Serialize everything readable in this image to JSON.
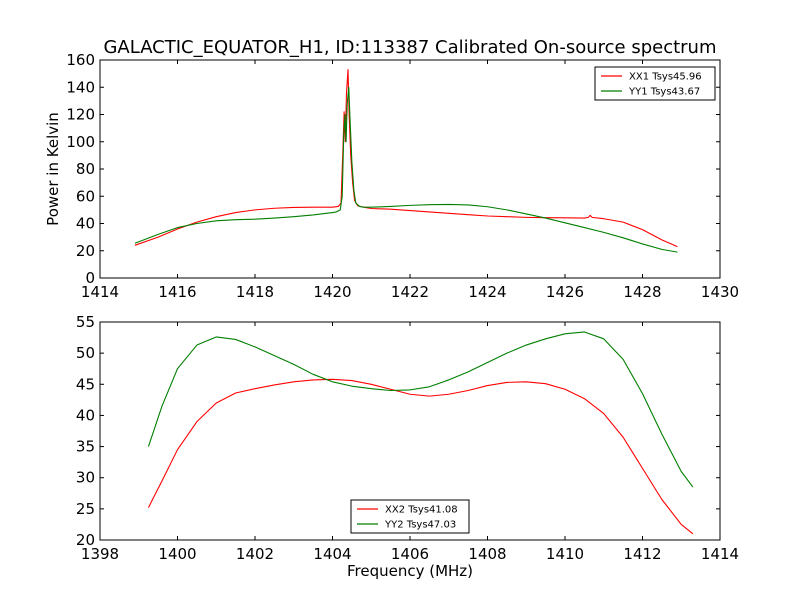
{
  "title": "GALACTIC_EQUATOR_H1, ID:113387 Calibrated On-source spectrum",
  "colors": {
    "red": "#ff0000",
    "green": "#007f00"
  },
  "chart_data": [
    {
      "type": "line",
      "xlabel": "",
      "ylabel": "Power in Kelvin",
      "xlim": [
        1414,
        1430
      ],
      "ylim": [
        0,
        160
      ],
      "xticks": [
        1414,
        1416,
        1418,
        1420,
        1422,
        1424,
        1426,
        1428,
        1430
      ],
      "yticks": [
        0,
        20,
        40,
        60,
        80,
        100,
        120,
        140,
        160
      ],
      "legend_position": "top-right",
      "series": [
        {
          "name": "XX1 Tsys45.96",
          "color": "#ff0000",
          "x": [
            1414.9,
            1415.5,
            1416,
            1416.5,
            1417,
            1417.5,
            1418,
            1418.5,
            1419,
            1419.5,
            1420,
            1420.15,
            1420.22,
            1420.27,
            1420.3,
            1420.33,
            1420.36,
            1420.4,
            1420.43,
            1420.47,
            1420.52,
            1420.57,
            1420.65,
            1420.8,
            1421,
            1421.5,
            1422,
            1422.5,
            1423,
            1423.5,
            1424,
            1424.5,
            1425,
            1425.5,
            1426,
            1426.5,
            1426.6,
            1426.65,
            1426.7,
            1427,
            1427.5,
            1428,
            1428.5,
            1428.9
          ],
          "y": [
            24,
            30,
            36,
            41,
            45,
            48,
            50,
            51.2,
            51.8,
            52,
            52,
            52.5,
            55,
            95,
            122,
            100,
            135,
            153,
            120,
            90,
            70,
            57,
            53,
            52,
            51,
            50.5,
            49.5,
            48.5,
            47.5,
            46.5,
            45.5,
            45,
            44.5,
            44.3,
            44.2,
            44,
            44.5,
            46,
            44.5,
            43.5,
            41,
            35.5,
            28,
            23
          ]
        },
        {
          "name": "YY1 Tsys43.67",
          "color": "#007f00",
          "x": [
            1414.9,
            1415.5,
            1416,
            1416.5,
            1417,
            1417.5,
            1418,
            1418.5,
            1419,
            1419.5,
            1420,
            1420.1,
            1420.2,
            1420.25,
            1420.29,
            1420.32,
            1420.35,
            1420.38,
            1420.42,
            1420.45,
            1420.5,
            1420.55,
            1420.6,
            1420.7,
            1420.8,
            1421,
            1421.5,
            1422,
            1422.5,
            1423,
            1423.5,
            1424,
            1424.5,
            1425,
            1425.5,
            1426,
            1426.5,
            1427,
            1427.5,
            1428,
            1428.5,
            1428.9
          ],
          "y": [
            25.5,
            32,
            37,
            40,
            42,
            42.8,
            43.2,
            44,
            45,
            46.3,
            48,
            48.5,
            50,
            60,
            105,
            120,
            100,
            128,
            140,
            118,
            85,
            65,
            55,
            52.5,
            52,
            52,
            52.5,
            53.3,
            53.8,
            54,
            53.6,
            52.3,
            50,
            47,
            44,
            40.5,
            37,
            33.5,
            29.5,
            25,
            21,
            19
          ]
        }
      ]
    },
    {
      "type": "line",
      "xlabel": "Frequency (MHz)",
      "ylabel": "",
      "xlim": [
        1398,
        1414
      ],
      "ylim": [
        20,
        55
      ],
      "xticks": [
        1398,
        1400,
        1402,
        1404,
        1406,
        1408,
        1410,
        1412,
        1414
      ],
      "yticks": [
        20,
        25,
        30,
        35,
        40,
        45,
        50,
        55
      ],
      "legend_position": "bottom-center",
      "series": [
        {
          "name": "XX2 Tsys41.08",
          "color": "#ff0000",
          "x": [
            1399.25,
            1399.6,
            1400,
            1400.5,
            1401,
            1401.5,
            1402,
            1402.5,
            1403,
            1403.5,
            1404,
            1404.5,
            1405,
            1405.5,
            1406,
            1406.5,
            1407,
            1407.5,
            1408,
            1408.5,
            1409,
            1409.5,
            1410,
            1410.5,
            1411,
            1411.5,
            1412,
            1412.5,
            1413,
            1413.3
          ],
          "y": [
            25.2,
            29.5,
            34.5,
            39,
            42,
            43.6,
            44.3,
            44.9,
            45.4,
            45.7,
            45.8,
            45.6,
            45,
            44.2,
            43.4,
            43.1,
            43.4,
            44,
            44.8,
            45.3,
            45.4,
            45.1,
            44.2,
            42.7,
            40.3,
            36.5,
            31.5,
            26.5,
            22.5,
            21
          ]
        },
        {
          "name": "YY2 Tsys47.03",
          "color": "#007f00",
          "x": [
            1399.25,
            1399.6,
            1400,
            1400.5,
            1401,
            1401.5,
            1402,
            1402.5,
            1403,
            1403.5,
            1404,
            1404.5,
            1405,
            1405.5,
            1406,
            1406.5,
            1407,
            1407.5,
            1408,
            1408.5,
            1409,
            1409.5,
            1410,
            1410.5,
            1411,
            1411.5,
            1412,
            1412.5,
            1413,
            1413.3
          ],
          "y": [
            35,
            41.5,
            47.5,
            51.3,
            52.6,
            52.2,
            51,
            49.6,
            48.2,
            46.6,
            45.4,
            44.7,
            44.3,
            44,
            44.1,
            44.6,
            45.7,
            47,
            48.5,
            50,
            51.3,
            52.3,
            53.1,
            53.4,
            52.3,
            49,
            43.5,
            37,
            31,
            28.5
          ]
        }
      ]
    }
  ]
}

____________________

WHAT TO DO
Every entry should be returned exactly as written, minus the pictures.

THE RESULT
Serialize everything readable in this image to JSON.
{
  "title": "GALACTIC_EQUATOR_H1, ID:113387 Calibrated On-source spectrum",
  "colors": {
    "red": "#ff0000",
    "green": "#007f00"
  },
  "chart_data": [
    {
      "type": "line",
      "xlabel": "",
      "ylabel": "Power in Kelvin",
      "xlim": [
        1414,
        1430
      ],
      "ylim": [
        0,
        160
      ],
      "xticks": [
        1414,
        1416,
        1418,
        1420,
        1422,
        1424,
        1426,
        1428,
        1430
      ],
      "yticks": [
        0,
        20,
        40,
        60,
        80,
        100,
        120,
        140,
        160
      ],
      "legend_position": "top-right",
      "series": [
        {
          "name": "XX1 Tsys45.96",
          "color": "#ff0000",
          "x": [
            1414.9,
            1415.5,
            1416,
            1416.5,
            1417,
            1417.5,
            1418,
            1418.5,
            1419,
            1419.5,
            1420,
            1420.15,
            1420.22,
            1420.27,
            1420.3,
            1420.33,
            1420.36,
            1420.4,
            1420.43,
            1420.47,
            1420.52,
            1420.57,
            1420.65,
            1420.8,
            1421,
            1421.5,
            1422,
            1422.5,
            1423,
            1423.5,
            1424,
            1424.5,
            1425,
            1425.5,
            1426,
            1426.5,
            1426.6,
            1426.65,
            1426.7,
            1427,
            1427.5,
            1428,
            1428.5,
            1428.9
          ],
          "y": [
            24,
            30,
            36,
            41,
            45,
            48,
            50,
            51.2,
            51.8,
            52,
            52,
            52.5,
            55,
            95,
            122,
            100,
            135,
            153,
            120,
            90,
            70,
            57,
            53,
            52,
            51,
            50.5,
            49.5,
            48.5,
            47.5,
            46.5,
            45.5,
            45,
            44.5,
            44.3,
            44.2,
            44,
            44.5,
            46,
            44.5,
            43.5,
            41,
            35.5,
            28,
            23
          ]
        },
        {
          "name": "YY1 Tsys43.67",
          "color": "#007f00",
          "x": [
            1414.9,
            1415.5,
            1416,
            1416.5,
            1417,
            1417.5,
            1418,
            1418.5,
            1419,
            1419.5,
            1420,
            1420.1,
            1420.2,
            1420.25,
            1420.29,
            1420.32,
            1420.35,
            1420.38,
            1420.42,
            1420.45,
            1420.5,
            1420.55,
            1420.6,
            1420.7,
            1420.8,
            1421,
            1421.5,
            1422,
            1422.5,
            1423,
            1423.5,
            1424,
            1424.5,
            1425,
            1425.5,
            1426,
            1426.5,
            1427,
            1427.5,
            1428,
            1428.5,
            1428.9
          ],
          "y": [
            25.5,
            32,
            37,
            40,
            42,
            42.8,
            43.2,
            44,
            45,
            46.3,
            48,
            48.5,
            50,
            60,
            105,
            120,
            100,
            128,
            140,
            118,
            85,
            65,
            55,
            52.5,
            52,
            52,
            52.5,
            53.3,
            53.8,
            54,
            53.6,
            52.3,
            50,
            47,
            44,
            40.5,
            37,
            33.5,
            29.5,
            25,
            21,
            19
          ]
        }
      ]
    },
    {
      "type": "line",
      "xlabel": "Frequency (MHz)",
      "ylabel": "",
      "xlim": [
        1398,
        1414
      ],
      "ylim": [
        20,
        55
      ],
      "xticks": [
        1398,
        1400,
        1402,
        1404,
        1406,
        1408,
        1410,
        1412,
        1414
      ],
      "yticks": [
        20,
        25,
        30,
        35,
        40,
        45,
        50,
        55
      ],
      "legend_position": "bottom-center",
      "series": [
        {
          "name": "XX2 Tsys41.08",
          "color": "#ff0000",
          "x": [
            1399.25,
            1399.6,
            1400,
            1400.5,
            1401,
            1401.5,
            1402,
            1402.5,
            1403,
            1403.5,
            1404,
            1404.5,
            1405,
            1405.5,
            1406,
            1406.5,
            1407,
            1407.5,
            1408,
            1408.5,
            1409,
            1409.5,
            1410,
            1410.5,
            1411,
            1411.5,
            1412,
            1412.5,
            1413,
            1413.3
          ],
          "y": [
            25.2,
            29.5,
            34.5,
            39,
            42,
            43.6,
            44.3,
            44.9,
            45.4,
            45.7,
            45.8,
            45.6,
            45,
            44.2,
            43.4,
            43.1,
            43.4,
            44,
            44.8,
            45.3,
            45.4,
            45.1,
            44.2,
            42.7,
            40.3,
            36.5,
            31.5,
            26.5,
            22.5,
            21
          ]
        },
        {
          "name": "YY2 Tsys47.03",
          "color": "#007f00",
          "x": [
            1399.25,
            1399.6,
            1400,
            1400.5,
            1401,
            1401.5,
            1402,
            1402.5,
            1403,
            1403.5,
            1404,
            1404.5,
            1405,
            1405.5,
            1406,
            1406.5,
            1407,
            1407.5,
            1408,
            1408.5,
            1409,
            1409.5,
            1410,
            1410.5,
            1411,
            1411.5,
            1412,
            1412.5,
            1413,
            1413.3
          ],
          "y": [
            35,
            41.5,
            47.5,
            51.3,
            52.6,
            52.2,
            51,
            49.6,
            48.2,
            46.6,
            45.4,
            44.7,
            44.3,
            44,
            44.1,
            44.6,
            45.7,
            47,
            48.5,
            50,
            51.3,
            52.3,
            53.1,
            53.4,
            52.3,
            49,
            43.5,
            37,
            31,
            28.5
          ]
        }
      ]
    }
  ]
}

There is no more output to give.